Written request => Provide an exact copy of the data, excluding the images.

Provided records =>

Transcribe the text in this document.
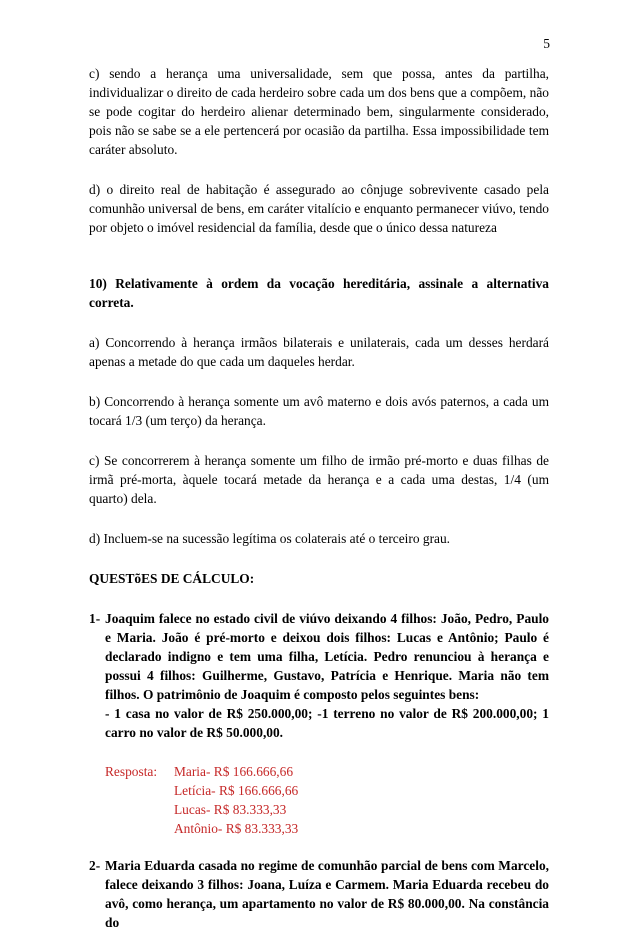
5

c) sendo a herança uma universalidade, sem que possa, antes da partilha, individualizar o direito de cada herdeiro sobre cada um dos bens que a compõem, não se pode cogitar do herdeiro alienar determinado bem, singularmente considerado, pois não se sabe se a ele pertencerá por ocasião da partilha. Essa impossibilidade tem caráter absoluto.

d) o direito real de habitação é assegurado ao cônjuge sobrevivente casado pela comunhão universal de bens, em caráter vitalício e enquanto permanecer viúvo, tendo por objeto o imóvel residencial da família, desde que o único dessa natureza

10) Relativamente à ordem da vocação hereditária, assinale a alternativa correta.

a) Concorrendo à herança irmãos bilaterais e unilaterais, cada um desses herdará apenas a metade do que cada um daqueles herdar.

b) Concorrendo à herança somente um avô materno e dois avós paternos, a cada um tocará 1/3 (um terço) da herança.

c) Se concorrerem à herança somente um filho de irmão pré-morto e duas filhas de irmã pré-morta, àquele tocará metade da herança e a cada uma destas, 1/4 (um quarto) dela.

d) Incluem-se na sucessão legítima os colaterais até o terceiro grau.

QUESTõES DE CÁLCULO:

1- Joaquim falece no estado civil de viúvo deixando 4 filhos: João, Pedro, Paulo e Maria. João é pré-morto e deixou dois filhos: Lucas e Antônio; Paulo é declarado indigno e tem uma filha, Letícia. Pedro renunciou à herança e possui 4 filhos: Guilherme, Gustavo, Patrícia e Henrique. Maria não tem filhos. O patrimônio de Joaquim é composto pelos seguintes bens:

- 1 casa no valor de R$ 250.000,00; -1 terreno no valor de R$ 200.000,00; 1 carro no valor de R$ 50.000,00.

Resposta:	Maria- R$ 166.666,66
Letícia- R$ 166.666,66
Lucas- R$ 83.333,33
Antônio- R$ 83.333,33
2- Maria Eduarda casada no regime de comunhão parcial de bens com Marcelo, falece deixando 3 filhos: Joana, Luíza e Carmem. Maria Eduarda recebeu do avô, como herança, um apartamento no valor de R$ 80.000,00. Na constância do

Reply to the exercise =>
Transcribe the text in this document.
5

c) sendo a herança uma universalidade, sem que possa, antes da partilha, individualizar o direito de cada herdeiro sobre cada um dos bens que a compõem, não se pode cogitar do herdeiro alienar determinado bem, singularmente considerado, pois não se sabe se a ele pertencerá por ocasião da partilha. Essa impossibilidade tem caráter absoluto.

d) o direito real de habitação é assegurado ao cônjuge sobrevivente casado pela comunhão universal de bens, em caráter vitalício e enquanto permanecer viúvo, tendo por objeto o imóvel residencial da família, desde que o único dessa natureza

10) Relativamente à ordem da vocação hereditária, assinale a alternativa correta.

a) Concorrendo à herança irmãos bilaterais e unilaterais, cada um desses herdará apenas a metade do que cada um daqueles herdar.

b) Concorrendo à herança somente um avô materno e dois avós paternos, a cada um tocará 1/3 (um terço) da herança.

c) Se concorrerem à herança somente um filho de irmão pré-morto e duas filhas de irmã pré-morta, àquele tocará metade da herança e a cada uma destas, 1/4 (um quarto) dela.

d) Incluem-se na sucessão legítima os colaterais até o terceiro grau.

QUESTõES DE CÁLCULO:

1- Joaquim falece no estado civil de viúvo deixando 4 filhos: João, Pedro, Paulo e Maria. João é pré-morto e deixou dois filhos: Lucas e Antônio; Paulo é declarado indigno e tem uma filha, Letícia. Pedro renunciou à herança e possui 4 filhos: Guilherme, Gustavo, Patrícia e Henrique. Maria não tem filhos. O patrimônio de Joaquim é composto pelos seguintes bens:

- 1 casa no valor de R$ 250.000,00; -1 terreno no valor de R$ 200.000,00; 1 carro no valor de R$ 50.000,00.

Resposta:	Maria- R$ 166.666,66
Letícia- R$ 166.666,66
Lucas- R$ 83.333,33
Antônio- R$ 83.333,33
2- Maria Eduarda casada no regime de comunhão parcial de bens com Marcelo, falece deixando 3 filhos: Joana, Luíza e Carmem. Maria Eduarda recebeu do avô, como herança, um apartamento no valor de R$ 80.000,00. Na constância do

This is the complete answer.